┌────────

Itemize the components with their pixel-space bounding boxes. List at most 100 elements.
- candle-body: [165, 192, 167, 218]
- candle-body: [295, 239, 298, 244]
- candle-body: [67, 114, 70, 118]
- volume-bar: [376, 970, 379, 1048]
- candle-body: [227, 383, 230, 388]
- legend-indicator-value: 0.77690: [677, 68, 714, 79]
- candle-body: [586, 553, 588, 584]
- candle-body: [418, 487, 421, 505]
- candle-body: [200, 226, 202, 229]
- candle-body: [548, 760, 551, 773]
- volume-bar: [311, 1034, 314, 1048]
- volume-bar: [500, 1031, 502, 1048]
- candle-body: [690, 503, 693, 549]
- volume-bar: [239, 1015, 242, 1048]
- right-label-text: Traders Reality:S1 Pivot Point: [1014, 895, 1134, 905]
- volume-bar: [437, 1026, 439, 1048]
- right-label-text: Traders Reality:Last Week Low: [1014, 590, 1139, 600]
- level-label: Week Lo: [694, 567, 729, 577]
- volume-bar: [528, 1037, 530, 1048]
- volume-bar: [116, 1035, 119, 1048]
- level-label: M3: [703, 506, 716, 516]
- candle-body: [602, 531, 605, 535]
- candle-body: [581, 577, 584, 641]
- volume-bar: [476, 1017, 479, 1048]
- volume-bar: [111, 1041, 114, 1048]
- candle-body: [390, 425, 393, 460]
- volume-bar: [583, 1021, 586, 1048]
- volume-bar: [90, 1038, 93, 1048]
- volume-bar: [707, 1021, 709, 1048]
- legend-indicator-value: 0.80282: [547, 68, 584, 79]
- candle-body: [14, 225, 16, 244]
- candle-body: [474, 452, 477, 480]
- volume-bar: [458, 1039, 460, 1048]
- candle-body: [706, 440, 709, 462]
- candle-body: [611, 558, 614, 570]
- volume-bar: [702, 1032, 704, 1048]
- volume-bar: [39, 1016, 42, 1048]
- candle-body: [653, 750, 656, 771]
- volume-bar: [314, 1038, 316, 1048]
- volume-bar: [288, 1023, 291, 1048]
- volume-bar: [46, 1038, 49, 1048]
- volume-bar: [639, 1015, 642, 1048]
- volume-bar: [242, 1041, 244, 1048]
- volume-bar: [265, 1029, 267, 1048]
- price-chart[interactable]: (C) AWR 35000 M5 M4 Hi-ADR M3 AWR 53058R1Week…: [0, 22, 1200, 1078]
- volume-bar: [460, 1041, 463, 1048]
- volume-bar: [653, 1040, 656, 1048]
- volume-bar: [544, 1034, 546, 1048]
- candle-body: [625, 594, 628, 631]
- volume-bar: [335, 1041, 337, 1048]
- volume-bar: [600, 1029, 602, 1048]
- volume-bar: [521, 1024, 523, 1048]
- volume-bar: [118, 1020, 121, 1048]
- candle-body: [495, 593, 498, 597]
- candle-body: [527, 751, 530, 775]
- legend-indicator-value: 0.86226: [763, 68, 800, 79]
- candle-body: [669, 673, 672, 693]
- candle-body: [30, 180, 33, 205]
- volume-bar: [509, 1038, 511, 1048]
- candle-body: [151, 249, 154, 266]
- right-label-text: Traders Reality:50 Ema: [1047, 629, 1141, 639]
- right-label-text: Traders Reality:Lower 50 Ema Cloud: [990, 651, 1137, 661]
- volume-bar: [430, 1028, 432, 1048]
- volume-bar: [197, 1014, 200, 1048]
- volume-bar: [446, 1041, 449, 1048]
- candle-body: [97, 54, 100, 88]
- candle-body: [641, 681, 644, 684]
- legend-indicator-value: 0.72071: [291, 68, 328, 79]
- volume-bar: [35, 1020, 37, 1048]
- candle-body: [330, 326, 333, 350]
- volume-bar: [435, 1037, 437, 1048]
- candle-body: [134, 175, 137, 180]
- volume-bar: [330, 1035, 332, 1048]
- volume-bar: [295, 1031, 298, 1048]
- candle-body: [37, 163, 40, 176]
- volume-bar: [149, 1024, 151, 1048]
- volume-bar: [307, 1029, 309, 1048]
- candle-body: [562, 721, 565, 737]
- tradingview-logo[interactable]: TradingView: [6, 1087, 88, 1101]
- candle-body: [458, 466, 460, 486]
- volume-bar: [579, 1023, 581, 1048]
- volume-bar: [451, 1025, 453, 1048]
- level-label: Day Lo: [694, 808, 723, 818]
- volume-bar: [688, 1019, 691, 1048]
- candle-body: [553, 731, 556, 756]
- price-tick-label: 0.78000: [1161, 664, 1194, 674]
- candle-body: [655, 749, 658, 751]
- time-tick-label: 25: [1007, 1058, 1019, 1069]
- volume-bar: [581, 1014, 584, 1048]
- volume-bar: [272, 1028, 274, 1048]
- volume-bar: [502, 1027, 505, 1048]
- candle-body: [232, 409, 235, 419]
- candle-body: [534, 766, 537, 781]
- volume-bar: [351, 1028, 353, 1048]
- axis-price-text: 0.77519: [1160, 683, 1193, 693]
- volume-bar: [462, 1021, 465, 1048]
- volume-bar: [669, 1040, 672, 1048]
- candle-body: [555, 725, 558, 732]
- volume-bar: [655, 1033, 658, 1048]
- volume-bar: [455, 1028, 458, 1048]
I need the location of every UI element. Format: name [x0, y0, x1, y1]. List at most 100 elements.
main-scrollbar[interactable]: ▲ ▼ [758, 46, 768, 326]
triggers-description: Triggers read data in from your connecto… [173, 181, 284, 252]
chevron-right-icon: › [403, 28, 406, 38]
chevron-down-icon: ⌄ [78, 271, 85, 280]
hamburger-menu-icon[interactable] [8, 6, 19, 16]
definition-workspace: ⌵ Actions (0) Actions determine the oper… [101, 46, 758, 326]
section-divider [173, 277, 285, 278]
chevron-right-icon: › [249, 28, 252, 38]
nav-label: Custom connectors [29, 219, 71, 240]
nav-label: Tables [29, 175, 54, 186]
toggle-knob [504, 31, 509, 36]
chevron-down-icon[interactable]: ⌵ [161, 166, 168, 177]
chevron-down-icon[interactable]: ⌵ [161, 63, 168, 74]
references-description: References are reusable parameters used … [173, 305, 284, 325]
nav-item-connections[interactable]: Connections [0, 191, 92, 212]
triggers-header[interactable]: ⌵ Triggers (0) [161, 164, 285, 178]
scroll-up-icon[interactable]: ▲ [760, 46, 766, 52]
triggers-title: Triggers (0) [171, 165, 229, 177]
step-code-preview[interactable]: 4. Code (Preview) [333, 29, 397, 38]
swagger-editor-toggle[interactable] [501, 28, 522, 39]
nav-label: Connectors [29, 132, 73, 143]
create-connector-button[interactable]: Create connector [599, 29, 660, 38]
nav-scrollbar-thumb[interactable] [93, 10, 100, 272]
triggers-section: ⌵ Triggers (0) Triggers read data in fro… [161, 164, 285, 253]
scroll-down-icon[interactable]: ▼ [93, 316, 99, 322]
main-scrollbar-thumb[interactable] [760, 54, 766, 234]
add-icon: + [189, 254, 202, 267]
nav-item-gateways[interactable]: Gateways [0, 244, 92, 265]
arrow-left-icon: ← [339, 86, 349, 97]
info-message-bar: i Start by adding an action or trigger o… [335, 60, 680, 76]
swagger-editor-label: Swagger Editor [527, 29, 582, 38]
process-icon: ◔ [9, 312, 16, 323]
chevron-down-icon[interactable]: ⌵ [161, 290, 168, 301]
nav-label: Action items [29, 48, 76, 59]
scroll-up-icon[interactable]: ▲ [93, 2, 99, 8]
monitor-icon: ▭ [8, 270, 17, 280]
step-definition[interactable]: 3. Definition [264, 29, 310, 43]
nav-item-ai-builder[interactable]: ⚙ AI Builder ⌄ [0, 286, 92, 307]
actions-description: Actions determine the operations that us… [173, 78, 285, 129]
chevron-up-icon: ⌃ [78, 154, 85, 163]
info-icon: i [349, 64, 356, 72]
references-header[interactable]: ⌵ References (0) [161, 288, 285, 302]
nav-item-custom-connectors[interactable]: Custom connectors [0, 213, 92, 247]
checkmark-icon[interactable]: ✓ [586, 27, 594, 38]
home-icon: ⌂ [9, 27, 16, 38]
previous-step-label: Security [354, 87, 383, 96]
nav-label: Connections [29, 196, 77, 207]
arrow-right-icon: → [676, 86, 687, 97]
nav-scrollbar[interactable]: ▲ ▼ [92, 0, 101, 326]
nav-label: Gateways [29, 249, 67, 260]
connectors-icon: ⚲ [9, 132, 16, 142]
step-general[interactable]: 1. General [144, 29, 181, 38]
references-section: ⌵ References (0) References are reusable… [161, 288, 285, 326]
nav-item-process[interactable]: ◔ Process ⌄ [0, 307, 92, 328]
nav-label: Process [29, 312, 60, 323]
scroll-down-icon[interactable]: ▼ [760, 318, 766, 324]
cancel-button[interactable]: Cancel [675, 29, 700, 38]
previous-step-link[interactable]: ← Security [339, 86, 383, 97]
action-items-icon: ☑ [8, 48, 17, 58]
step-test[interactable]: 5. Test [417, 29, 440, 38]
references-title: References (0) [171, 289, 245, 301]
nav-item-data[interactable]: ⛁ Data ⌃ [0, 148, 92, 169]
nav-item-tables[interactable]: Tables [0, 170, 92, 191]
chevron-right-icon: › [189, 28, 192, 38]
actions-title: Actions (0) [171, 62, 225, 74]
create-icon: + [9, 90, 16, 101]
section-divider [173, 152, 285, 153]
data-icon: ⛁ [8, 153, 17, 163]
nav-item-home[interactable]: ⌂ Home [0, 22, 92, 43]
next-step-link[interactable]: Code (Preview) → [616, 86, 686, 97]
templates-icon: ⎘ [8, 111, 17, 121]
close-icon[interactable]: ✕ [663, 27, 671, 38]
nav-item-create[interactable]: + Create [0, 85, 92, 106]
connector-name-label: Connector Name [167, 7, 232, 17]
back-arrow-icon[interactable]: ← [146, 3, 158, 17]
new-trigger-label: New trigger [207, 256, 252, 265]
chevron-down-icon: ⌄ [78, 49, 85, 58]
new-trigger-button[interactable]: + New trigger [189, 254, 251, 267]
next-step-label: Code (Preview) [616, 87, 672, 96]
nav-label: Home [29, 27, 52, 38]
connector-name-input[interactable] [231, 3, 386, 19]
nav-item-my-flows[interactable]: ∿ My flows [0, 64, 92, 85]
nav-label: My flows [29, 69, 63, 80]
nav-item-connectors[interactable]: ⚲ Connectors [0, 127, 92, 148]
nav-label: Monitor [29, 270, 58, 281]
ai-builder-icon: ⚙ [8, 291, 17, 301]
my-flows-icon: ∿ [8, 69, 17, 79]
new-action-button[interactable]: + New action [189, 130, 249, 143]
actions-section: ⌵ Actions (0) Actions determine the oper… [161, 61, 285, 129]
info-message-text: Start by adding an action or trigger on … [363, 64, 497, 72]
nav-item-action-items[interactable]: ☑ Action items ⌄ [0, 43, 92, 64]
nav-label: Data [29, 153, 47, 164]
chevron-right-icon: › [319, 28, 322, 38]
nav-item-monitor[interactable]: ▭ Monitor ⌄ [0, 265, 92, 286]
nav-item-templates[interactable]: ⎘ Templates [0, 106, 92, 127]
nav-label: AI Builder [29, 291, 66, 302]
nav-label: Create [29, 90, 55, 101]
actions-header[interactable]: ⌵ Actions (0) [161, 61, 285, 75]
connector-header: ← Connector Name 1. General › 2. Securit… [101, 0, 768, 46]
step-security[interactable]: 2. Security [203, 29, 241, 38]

└────────

EXERCISE PROMPT — Please identify each line in the data above that contains the word "most" and copy those lines in full.

THE RESPONSE —
Itemize the components with their pixel-space bounding boxes. List at most 100 elements.
I need the location of every UI element. Format: name [x0, y0, x1, y1]. List at most 100 elements.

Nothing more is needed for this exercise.